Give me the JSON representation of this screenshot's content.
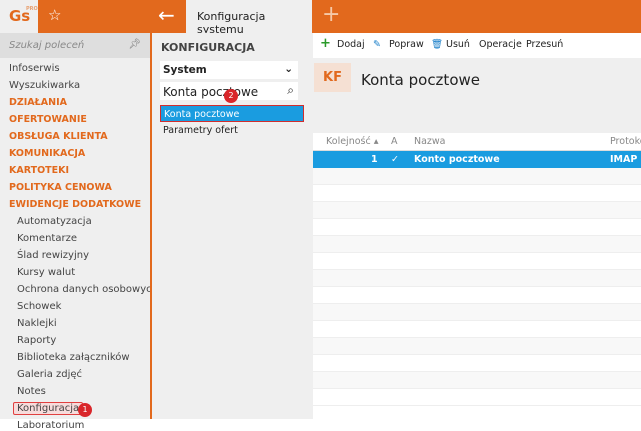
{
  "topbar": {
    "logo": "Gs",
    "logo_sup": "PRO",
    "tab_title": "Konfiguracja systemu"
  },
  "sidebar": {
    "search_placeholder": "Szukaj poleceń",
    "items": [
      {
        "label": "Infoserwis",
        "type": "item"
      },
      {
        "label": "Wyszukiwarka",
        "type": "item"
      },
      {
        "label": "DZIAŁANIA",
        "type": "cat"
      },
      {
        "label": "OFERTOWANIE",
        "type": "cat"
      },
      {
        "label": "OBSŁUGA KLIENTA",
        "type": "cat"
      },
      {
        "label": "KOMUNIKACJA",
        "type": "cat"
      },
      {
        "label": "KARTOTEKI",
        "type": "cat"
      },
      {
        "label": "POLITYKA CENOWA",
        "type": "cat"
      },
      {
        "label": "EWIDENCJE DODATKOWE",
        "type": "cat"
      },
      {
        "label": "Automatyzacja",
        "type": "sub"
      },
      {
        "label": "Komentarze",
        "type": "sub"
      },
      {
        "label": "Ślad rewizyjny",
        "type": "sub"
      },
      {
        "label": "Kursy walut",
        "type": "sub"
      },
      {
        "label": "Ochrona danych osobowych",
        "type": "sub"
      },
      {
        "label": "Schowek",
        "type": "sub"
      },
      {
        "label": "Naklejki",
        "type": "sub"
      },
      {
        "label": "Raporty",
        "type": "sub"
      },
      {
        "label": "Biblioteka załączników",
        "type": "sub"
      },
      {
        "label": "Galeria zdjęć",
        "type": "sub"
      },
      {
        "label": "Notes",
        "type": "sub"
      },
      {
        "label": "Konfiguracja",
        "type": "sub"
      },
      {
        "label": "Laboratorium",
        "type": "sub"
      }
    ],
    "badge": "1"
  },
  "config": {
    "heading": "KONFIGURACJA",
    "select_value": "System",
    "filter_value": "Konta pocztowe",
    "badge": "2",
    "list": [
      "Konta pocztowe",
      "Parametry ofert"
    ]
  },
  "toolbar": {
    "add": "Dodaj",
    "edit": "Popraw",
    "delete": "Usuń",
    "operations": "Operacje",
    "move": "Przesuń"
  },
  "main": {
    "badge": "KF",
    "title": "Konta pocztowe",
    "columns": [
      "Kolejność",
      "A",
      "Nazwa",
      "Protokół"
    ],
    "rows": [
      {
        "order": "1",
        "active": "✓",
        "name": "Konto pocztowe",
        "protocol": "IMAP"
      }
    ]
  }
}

━━━

### What is required
Set down the complete material exactly, but do not include the images.

### Written solution
Give me the JSON representation of this screenshot's content.
{
  "topbar": {
    "logo": "Gs",
    "logo_sup": "PRO",
    "tab_title": "Konfiguracja systemu"
  },
  "sidebar": {
    "search_placeholder": "Szukaj poleceń",
    "items": [
      {
        "label": "Infoserwis",
        "type": "item"
      },
      {
        "label": "Wyszukiwarka",
        "type": "item"
      },
      {
        "label": "DZIAŁANIA",
        "type": "cat"
      },
      {
        "label": "OFERTOWANIE",
        "type": "cat"
      },
      {
        "label": "OBSŁUGA KLIENTA",
        "type": "cat"
      },
      {
        "label": "KOMUNIKACJA",
        "type": "cat"
      },
      {
        "label": "KARTOTEKI",
        "type": "cat"
      },
      {
        "label": "POLITYKA CENOWA",
        "type": "cat"
      },
      {
        "label": "EWIDENCJE DODATKOWE",
        "type": "cat"
      },
      {
        "label": "Automatyzacja",
        "type": "sub"
      },
      {
        "label": "Komentarze",
        "type": "sub"
      },
      {
        "label": "Ślad rewizyjny",
        "type": "sub"
      },
      {
        "label": "Kursy walut",
        "type": "sub"
      },
      {
        "label": "Ochrona danych osobowych",
        "type": "sub"
      },
      {
        "label": "Schowek",
        "type": "sub"
      },
      {
        "label": "Naklejki",
        "type": "sub"
      },
      {
        "label": "Raporty",
        "type": "sub"
      },
      {
        "label": "Biblioteka załączników",
        "type": "sub"
      },
      {
        "label": "Galeria zdjęć",
        "type": "sub"
      },
      {
        "label": "Notes",
        "type": "sub"
      },
      {
        "label": "Konfiguracja",
        "type": "sub"
      },
      {
        "label": "Laboratorium",
        "type": "sub"
      }
    ],
    "badge": "1"
  },
  "config": {
    "heading": "KONFIGURACJA",
    "select_value": "System",
    "filter_value": "Konta pocztowe",
    "badge": "2",
    "list": [
      "Konta pocztowe",
      "Parametry ofert"
    ]
  },
  "toolbar": {
    "add": "Dodaj",
    "edit": "Popraw",
    "delete": "Usuń",
    "operations": "Operacje",
    "move": "Przesuń"
  },
  "main": {
    "badge": "KF",
    "title": "Konta pocztowe",
    "columns": [
      "Kolejność",
      "A",
      "Nazwa",
      "Protokół"
    ],
    "rows": [
      {
        "order": "1",
        "active": "✓",
        "name": "Konto pocztowe",
        "protocol": "IMAP"
      }
    ]
  }
}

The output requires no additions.